__STORED RECORDS__:
○ ○ ○ ○

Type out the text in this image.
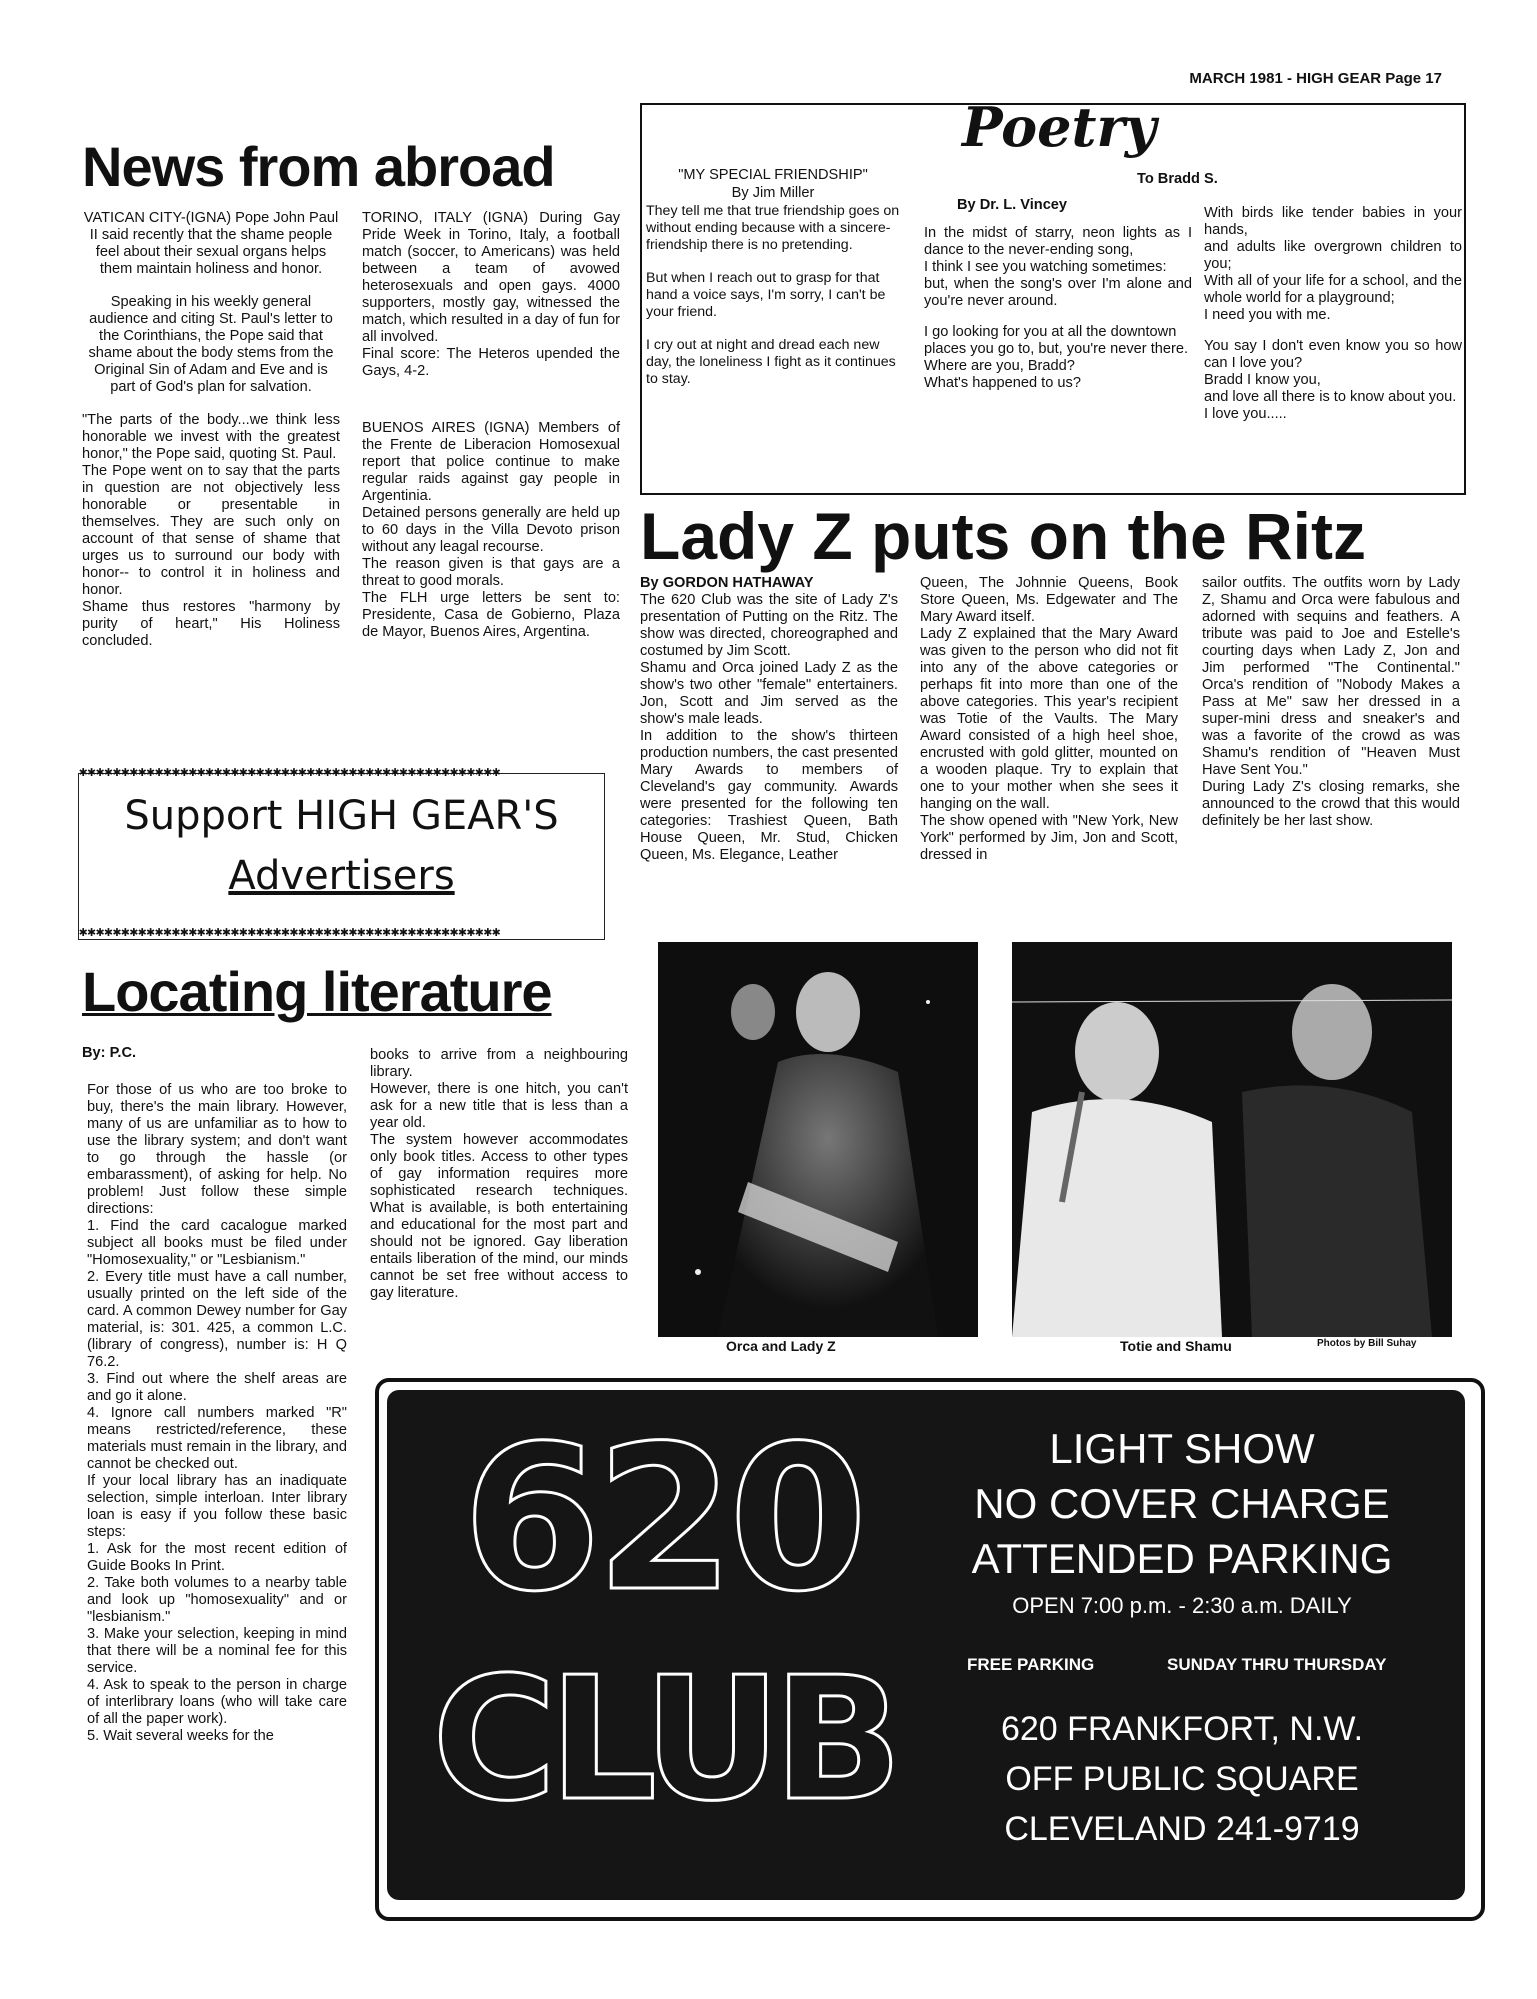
MARCH 1981 - HIGH GEAR Page 17
News from abroad

VATICAN CITY-(IGNA) Pope John Paul II said recently that the shame people feel about their sexual organs helps them maintain holiness and honor.

Speaking in his weekly general audience and citing St. Paul's letter to the Corinthians, the Pope said that shame about the body stems from the Original Sin of Adam and Eve and is part of God's plan for salvation.

"The parts of the body...we think less honorable we invest with the greatest honor," the Pope said, quoting St. Paul.
The Pope went on to say that the parts in question are not objectively less honorable or presentable in themselves. They are such only on account of that sense of shame that urges us to surround our body with honor-- to control it in holiness and honor.
Shame thus restores "harmony by purity of heart," His Holiness concluded.

TORINO, ITALY (IGNA) During Gay Pride Week in Torino, Italy, a football match (soccer, to Americans) was held between a team of avowed heterosexuals and open gays. 4000 supporters, mostly gay, witnessed the match, which resulted in a day of fun for all involved.
Final score: The Heteros upended the Gays, 4-2.

BUENOS AIRES (IGNA) Members of the Frente de Liberacion Homosexual report that police continue to make regular raids against gay people in Argentinia.
Detained persons generally are held up to 60 days in the Villa Devoto prison without any leagal recourse.
The reason given is that gays are a threat to good morals.
The FLH urge letters be sent to: Presidente, Casa de Gobierno, Plaza de Mayor, Buenos Aires, Argentina.

✱✱✱✱✱✱✱✱✱✱✱✱✱✱✱✱✱✱✱✱✱✱✱✱✱✱✱✱✱✱✱✱✱✱✱✱✱✱✱✱✱✱✱✱✱✱✱✱✱✱
✱✱✱✱✱✱✱✱✱✱✱✱✱✱✱✱✱✱✱✱✱✱✱✱✱✱✱✱✱✱✱✱✱✱✱✱✱✱✱✱✱✱✱✱✱✱✱✱✱✱
Support HIGH GEAR'S
Advertisers
Poetry
To Bradd S.
"MY SPECIAL FRIENDSHIP"
By Jim Miller

They tell me that true friendship goes on without ending because with a sincere-friendship there is no pretending.

But when I reach out to grasp for that hand a voice says, I'm sorry, I can't be your friend.

I cry out at night and dread each new day, the loneliness I fight as it continues to stay.

By Dr. L. Vincey

In the midst of starry, neon lights as I dance to the never-ending song,
I think I see you watching sometimes:
but, when the song's over I'm alone and you're never around.

I go looking for you at all the downtown places you go to, but, you're never there.
Where are you, Bradd?
What's happened to us?

With birds like tender babies in your hands,
and adults like overgrown children to you;
With all of your life for a school, and the whole world for a playground;
I need you with me.

You say I don't even know you so how can I love you?
Bradd I know you,
and love all there is to know about you.
I love you.....

Lady Z puts on the Ritz
By GORDON HATHAWAY

The 620 Club was the site of Lady Z's presentation of Putting on the Ritz. The show was directed, choreographed and costumed by Jim Scott.
Shamu and Orca joined Lady Z as the show's two other "female" entertainers. Jon, Scott and Jim served as the show's male leads.
In addition to the show's thirteen production numbers, the cast presented Mary Awards to members of Cleveland's gay community. Awards were presented for the following ten categories: Trashiest Queen, Bath House Queen, Mr. Stud, Chicken Queen, Ms. Elegance, Leather

Queen, The Johnnie Queens, Book Store Queen, Ms. Edgewater and The Mary Award itself.
Lady Z explained that the Mary Award was given to the person who did not fit into any of the above categories or perhaps fit into more than one of the above categories. This year's recipient was Totie of the Vaults. The Mary Award consisted of a high heel shoe, encrusted with gold glitter, mounted on a wooden plaque. Try to explain that one to your mother when she sees it hanging on the wall.
The show opened with "New York, New York" performed by Jim, Jon and Scott, dressed in

sailor outfits. The outfits worn by Lady Z, Shamu and Orca were fabulous and adorned with sequins and feathers. A tribute was paid to Joe and Estelle's courting days when Lady Z, Jon and Jim performed "The Continental." Orca's rendition of "Nobody Makes a Pass at Me" saw her dressed in a super-mini dress and sneaker's and was a favorite of the crowd as was Shamu's rendition of "Heaven Must Have Sent You."
During Lady Z's closing remarks, she announced to the crowd that this would definitely be her last show.

Orca and Lady Z	Totie and Shamu	Photos by Bill Suhay
Locating literature
By: P.C.

For those of us who are too broke to buy, there's the main library. However, many of us are unfamiliar as to how to use the library system; and don't want to go through the hassle (or embarassment), of asking for help. No problem! Just follow these simple directions:
1. Find the card cacalogue marked subject all books must be filed under "Homosexuality," or "Lesbianism."
2. Every title must have a call number, usually printed on the left side of the card. A common Dewey number for Gay material, is: 301. 425, a common L.C. (library of congress), number is: H Q 76.2.
3. Find out where the shelf areas are and go it alone.
4. Ignore call numbers marked "R" means restricted/reference, these materials must remain in the library, and cannot be checked out.
If your local library has an inadiquate selection, simple interloan. Inter library loan is easy if you follow these basic steps:
1. Ask for the most recent edition of Guide Books In Print.
2. Take both volumes to a nearby table and look up "homosexuality" and or "lesbianism."
3. Make your selection, keeping in mind that there will be a nominal fee for this service.
4. Ask to speak to the person in charge of interlibrary loans (who will take care of all the paper work).
5. Wait several weeks for the

books to arrive from a neighbouring library.
However, there is one hitch, you can't ask for a new title that is less than a year old.
The system however accommodates only book titles. Access to other types of gay information requires more sophisticated research techniques. What is available, is both entertaining and educational for the most part and should not be ignored. Gay liberation entails liberation of the mind, our minds cannot be set free without access to gay literature.

620
CLUB
LIGHT SHOW
NO COVER CHARGE
ATTENDED PARKING
OPEN 7:00 p.m. - 2:30 a.m. DAILY
FREE PARKING	SUNDAY THRU THURSDAY
620 FRANKFORT, N.W.
OFF PUBLIC SQUARE
CLEVELAND 241-9719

○ ○ ○ ○

__TO BE DONE__: Make an exact copy of the records shown above, without the pictures.

__EXERCISE OUTPUT__:
Type out the text in this image.
MARCH 1981 - HIGH GEAR Page 17
News from abroad

VATICAN CITY-(IGNA) Pope John Paul II said recently that the shame people feel about their sexual organs helps them maintain holiness and honor.

Speaking in his weekly general audience and citing St. Paul's letter to the Corinthians, the Pope said that shame about the body stems from the Original Sin of Adam and Eve and is part of God's plan for salvation.

"The parts of the body...we think less honorable we invest with the greatest honor," the Pope said, quoting St. Paul.
The Pope went on to say that the parts in question are not objectively less honorable or presentable in themselves. They are such only on account of that sense of shame that urges us to surround our body with honor-- to control it in holiness and honor.
Shame thus restores "harmony by purity of heart," His Holiness concluded.

TORINO, ITALY (IGNA) During Gay Pride Week in Torino, Italy, a football match (soccer, to Americans) was held between a team of avowed heterosexuals and open gays. 4000 supporters, mostly gay, witnessed the match, which resulted in a day of fun for all involved.
Final score: The Heteros upended the Gays, 4-2.

BUENOS AIRES (IGNA) Members of the Frente de Liberacion Homosexual report that police continue to make regular raids against gay people in Argentinia.
Detained persons generally are held up to 60 days in the Villa Devoto prison without any leagal recourse.
The reason given is that gays are a threat to good morals.
The FLH urge letters be sent to: Presidente, Casa de Gobierno, Plaza de Mayor, Buenos Aires, Argentina.

✱✱✱✱✱✱✱✱✱✱✱✱✱✱✱✱✱✱✱✱✱✱✱✱✱✱✱✱✱✱✱✱✱✱✱✱✱✱✱✱✱✱✱✱✱✱✱✱✱✱
✱✱✱✱✱✱✱✱✱✱✱✱✱✱✱✱✱✱✱✱✱✱✱✱✱✱✱✱✱✱✱✱✱✱✱✱✱✱✱✱✱✱✱✱✱✱✱✱✱✱
Support HIGH GEAR'S
Advertisers
Poetry
To Bradd S.
"MY SPECIAL FRIENDSHIP"
By Jim Miller

They tell me that true friendship goes on without ending because with a sincere-friendship there is no pretending.

But when I reach out to grasp for that hand a voice says, I'm sorry, I can't be your friend.

I cry out at night and dread each new day, the loneliness I fight as it continues to stay.

By Dr. L. Vincey

In the midst of starry, neon lights as I dance to the never-ending song,
I think I see you watching sometimes:
but, when the song's over I'm alone and you're never around.

I go looking for you at all the downtown places you go to, but, you're never there.
Where are you, Bradd?
What's happened to us?

With birds like tender babies in your hands,
and adults like overgrown children to you;
With all of your life for a school, and the whole world for a playground;
I need you with me.

You say I don't even know you so how can I love you?
Bradd I know you,
and love all there is to know about you.
I love you.....

Lady Z puts on the Ritz
By GORDON HATHAWAY

The 620 Club was the site of Lady Z's presentation of Putting on the Ritz. The show was directed, choreographed and costumed by Jim Scott.
Shamu and Orca joined Lady Z as the show's two other "female" entertainers. Jon, Scott and Jim served as the show's male leads.
In addition to the show's thirteen production numbers, the cast presented Mary Awards to members of Cleveland's gay community. Awards were presented for the following ten categories: Trashiest Queen, Bath House Queen, Mr. Stud, Chicken Queen, Ms. Elegance, Leather

Queen, The Johnnie Queens, Book Store Queen, Ms. Edgewater and The Mary Award itself.
Lady Z explained that the Mary Award was given to the person who did not fit into any of the above categories or perhaps fit into more than one of the above categories. This year's recipient was Totie of the Vaults. The Mary Award consisted of a high heel shoe, encrusted with gold glitter, mounted on a wooden plaque. Try to explain that one to your mother when she sees it hanging on the wall.
The show opened with "New York, New York" performed by Jim, Jon and Scott, dressed in

sailor outfits. The outfits worn by Lady Z, Shamu and Orca were fabulous and adorned with sequins and feathers. A tribute was paid to Joe and Estelle's courting days when Lady Z, Jon and Jim performed "The Continental." Orca's rendition of "Nobody Makes a Pass at Me" saw her dressed in a super-mini dress and sneaker's and was a favorite of the crowd as was Shamu's rendition of "Heaven Must Have Sent You."
During Lady Z's closing remarks, she announced to the crowd that this would definitely be her last show.

Orca and Lady Z	Totie and Shamu	Photos by Bill Suhay
Locating literature
By: P.C.

For those of us who are too broke to buy, there's the main library. However, many of us are unfamiliar as to how to use the library system; and don't want to go through the hassle (or embarassment), of asking for help. No problem! Just follow these simple directions:
1. Find the card cacalogue marked subject all books must be filed under "Homosexuality," or "Lesbianism."
2. Every title must have a call number, usually printed on the left side of the card. A common Dewey number for Gay material, is: 301. 425, a common L.C. (library of congress), number is: H Q 76.2.
3. Find out where the shelf areas are and go it alone.
4. Ignore call numbers marked "R" means restricted/reference, these materials must remain in the library, and cannot be checked out.
If your local library has an inadiquate selection, simple interloan. Inter library loan is easy if you follow these basic steps:
1. Ask for the most recent edition of Guide Books In Print.
2. Take both volumes to a nearby table and look up "homosexuality" and or "lesbianism."
3. Make your selection, keeping in mind that there will be a nominal fee for this service.
4. Ask to speak to the person in charge of interlibrary loans (who will take care of all the paper work).
5. Wait several weeks for the

books to arrive from a neighbouring library.
However, there is one hitch, you can't ask for a new title that is less than a year old.
The system however accommodates only book titles. Access to other types of gay information requires more sophisticated research techniques. What is available, is both entertaining and educational for the most part and should not be ignored. Gay liberation entails liberation of the mind, our minds cannot be set free without access to gay literature.

620
CLUB
LIGHT SHOW
NO COVER CHARGE
ATTENDED PARKING
OPEN 7:00 p.m. - 2:30 a.m. DAILY
FREE PARKING	SUNDAY THRU THURSDAY
620 FRANKFORT, N.W.
OFF PUBLIC SQUARE
CLEVELAND 241-9719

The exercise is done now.